* TASK PROMPT:
Count how many lines contain the word "Количество". Please give only the number.

* RECORDS FOR THE TASK:
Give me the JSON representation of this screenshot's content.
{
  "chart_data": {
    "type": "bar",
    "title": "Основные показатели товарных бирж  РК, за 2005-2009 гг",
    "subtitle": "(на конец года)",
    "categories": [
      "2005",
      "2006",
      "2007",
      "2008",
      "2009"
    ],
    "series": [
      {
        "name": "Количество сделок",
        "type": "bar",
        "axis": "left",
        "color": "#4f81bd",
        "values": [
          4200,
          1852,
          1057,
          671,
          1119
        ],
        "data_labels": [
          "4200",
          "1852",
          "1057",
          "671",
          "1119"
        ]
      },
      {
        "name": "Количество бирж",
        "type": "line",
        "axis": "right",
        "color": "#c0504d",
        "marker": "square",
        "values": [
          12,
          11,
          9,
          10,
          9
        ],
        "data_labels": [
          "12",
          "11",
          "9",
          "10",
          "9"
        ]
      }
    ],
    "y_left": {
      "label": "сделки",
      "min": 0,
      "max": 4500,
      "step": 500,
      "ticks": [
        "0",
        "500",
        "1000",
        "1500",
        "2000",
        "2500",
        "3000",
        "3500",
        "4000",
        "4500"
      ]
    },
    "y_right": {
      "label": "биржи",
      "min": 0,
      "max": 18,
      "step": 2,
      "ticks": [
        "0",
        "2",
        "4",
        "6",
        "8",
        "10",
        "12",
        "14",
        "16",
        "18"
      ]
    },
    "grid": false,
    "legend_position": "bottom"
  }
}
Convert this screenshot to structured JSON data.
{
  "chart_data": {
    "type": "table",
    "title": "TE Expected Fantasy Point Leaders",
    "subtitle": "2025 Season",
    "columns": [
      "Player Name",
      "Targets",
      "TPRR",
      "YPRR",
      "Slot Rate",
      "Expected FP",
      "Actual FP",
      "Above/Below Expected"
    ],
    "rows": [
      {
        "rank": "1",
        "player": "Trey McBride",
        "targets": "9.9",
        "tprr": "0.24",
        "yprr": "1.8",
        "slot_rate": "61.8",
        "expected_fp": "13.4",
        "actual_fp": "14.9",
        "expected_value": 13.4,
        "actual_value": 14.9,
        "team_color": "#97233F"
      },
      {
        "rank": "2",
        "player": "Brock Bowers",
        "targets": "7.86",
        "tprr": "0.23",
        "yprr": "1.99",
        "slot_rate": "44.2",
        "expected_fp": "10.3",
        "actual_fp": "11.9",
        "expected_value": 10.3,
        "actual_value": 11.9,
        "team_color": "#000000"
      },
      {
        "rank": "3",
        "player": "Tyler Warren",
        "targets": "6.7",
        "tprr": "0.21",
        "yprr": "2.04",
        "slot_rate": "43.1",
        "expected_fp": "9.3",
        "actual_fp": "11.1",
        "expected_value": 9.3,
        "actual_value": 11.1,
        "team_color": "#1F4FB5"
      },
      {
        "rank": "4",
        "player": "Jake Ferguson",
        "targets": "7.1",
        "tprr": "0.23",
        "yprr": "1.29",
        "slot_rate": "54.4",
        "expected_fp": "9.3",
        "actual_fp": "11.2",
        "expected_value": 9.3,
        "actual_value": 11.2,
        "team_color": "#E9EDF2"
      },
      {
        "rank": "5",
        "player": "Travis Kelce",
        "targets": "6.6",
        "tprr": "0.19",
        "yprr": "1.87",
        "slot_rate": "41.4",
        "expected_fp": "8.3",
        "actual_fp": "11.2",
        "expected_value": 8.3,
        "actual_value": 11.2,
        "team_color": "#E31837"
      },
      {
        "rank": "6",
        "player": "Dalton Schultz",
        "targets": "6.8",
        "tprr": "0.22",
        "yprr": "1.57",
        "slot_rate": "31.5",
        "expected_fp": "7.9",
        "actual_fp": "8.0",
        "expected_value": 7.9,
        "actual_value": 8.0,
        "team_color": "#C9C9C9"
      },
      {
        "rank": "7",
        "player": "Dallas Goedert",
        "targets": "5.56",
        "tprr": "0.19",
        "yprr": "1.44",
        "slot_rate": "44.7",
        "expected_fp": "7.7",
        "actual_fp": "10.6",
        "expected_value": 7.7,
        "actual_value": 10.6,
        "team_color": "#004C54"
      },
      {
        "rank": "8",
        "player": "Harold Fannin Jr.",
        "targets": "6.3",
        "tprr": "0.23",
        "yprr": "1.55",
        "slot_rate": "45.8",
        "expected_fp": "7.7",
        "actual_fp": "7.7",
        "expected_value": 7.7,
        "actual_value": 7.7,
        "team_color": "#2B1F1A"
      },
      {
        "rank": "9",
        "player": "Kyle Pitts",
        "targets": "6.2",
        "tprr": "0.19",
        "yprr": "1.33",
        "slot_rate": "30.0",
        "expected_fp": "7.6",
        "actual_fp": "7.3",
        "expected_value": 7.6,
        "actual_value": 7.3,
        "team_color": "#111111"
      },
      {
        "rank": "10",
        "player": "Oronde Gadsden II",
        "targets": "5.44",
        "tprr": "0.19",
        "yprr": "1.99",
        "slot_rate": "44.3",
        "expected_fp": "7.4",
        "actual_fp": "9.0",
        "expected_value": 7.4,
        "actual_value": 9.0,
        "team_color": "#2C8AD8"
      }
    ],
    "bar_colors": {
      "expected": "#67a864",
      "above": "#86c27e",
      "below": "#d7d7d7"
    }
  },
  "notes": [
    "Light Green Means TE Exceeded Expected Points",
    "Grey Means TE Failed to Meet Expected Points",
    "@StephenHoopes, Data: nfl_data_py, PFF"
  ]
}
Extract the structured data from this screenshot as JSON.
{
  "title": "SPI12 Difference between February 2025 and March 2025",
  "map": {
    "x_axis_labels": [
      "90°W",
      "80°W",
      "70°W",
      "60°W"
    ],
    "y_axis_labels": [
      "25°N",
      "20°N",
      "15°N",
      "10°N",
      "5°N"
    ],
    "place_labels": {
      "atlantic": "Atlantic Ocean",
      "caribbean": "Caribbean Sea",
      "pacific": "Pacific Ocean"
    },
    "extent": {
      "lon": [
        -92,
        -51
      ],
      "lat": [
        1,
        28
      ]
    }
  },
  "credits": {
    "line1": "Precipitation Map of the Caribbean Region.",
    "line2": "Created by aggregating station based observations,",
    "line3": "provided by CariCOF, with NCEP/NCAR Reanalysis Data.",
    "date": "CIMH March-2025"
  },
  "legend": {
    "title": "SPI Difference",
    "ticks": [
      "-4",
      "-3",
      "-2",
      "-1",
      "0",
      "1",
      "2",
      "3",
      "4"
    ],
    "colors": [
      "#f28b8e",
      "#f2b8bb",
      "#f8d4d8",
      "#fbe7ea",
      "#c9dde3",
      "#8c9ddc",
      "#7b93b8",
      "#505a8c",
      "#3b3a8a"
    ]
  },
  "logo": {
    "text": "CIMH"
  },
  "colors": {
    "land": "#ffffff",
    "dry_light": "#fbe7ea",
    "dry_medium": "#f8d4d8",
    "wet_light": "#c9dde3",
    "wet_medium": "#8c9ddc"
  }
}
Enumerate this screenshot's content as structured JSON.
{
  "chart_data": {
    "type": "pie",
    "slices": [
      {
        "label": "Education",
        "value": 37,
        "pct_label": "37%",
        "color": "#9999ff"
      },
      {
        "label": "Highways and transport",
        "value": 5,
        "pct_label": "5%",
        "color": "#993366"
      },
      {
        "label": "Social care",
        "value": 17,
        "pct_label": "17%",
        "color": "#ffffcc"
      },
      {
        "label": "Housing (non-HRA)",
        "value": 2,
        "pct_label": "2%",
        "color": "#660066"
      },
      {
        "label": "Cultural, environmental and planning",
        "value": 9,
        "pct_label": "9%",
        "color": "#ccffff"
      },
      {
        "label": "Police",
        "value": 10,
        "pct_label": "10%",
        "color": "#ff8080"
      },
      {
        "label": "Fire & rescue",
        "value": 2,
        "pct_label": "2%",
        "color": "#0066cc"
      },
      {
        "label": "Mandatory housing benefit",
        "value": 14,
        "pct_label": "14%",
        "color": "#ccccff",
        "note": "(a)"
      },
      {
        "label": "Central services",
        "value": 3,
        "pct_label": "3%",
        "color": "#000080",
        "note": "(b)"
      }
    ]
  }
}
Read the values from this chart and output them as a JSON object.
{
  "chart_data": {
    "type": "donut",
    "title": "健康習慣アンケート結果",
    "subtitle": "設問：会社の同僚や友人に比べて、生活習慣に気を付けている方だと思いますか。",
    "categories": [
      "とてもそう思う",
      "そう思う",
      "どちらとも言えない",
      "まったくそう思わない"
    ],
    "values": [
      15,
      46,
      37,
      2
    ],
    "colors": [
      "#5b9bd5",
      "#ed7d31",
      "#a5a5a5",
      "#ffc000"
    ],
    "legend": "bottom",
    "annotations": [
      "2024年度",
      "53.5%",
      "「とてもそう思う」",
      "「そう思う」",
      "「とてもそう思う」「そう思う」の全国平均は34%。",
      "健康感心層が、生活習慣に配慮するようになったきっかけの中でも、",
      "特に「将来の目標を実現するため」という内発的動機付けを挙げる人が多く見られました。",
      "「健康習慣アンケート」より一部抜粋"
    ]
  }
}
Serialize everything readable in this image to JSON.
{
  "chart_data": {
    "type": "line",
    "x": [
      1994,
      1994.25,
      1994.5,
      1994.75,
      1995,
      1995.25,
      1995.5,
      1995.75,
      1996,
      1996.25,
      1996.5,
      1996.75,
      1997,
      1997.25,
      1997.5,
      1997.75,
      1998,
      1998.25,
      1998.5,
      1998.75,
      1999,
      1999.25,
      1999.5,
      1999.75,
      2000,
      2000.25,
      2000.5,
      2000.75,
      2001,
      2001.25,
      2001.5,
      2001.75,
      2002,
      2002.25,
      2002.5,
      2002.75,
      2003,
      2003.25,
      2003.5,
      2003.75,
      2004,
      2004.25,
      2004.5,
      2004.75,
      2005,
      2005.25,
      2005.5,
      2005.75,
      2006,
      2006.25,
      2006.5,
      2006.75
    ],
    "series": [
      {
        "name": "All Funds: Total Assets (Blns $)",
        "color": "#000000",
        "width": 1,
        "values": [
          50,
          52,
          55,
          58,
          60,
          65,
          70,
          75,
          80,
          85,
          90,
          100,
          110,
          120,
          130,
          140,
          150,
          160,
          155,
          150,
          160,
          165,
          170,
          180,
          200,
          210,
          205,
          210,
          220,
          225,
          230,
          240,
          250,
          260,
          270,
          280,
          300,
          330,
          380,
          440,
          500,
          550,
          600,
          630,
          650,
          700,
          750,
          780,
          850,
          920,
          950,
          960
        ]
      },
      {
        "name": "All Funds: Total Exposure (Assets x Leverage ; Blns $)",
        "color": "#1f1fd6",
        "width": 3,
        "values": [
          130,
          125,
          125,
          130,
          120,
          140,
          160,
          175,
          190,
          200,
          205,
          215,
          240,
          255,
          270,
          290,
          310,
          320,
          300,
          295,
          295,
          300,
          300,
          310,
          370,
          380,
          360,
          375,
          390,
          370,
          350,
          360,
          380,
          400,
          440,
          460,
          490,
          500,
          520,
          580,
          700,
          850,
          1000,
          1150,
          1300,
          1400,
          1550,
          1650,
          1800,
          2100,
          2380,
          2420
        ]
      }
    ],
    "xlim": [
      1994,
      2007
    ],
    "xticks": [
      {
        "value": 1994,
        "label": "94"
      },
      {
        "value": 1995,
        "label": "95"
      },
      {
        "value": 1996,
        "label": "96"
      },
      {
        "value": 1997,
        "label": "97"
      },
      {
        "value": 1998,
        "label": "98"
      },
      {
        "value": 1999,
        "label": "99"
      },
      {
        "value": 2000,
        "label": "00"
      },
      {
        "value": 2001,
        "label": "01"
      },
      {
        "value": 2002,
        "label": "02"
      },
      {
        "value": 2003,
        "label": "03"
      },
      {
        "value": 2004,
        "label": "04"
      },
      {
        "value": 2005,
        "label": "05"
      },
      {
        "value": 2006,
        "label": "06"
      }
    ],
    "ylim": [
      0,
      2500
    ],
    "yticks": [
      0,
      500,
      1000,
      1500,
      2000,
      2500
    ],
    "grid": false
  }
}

* ANSWER TO THE PROBLEM:
2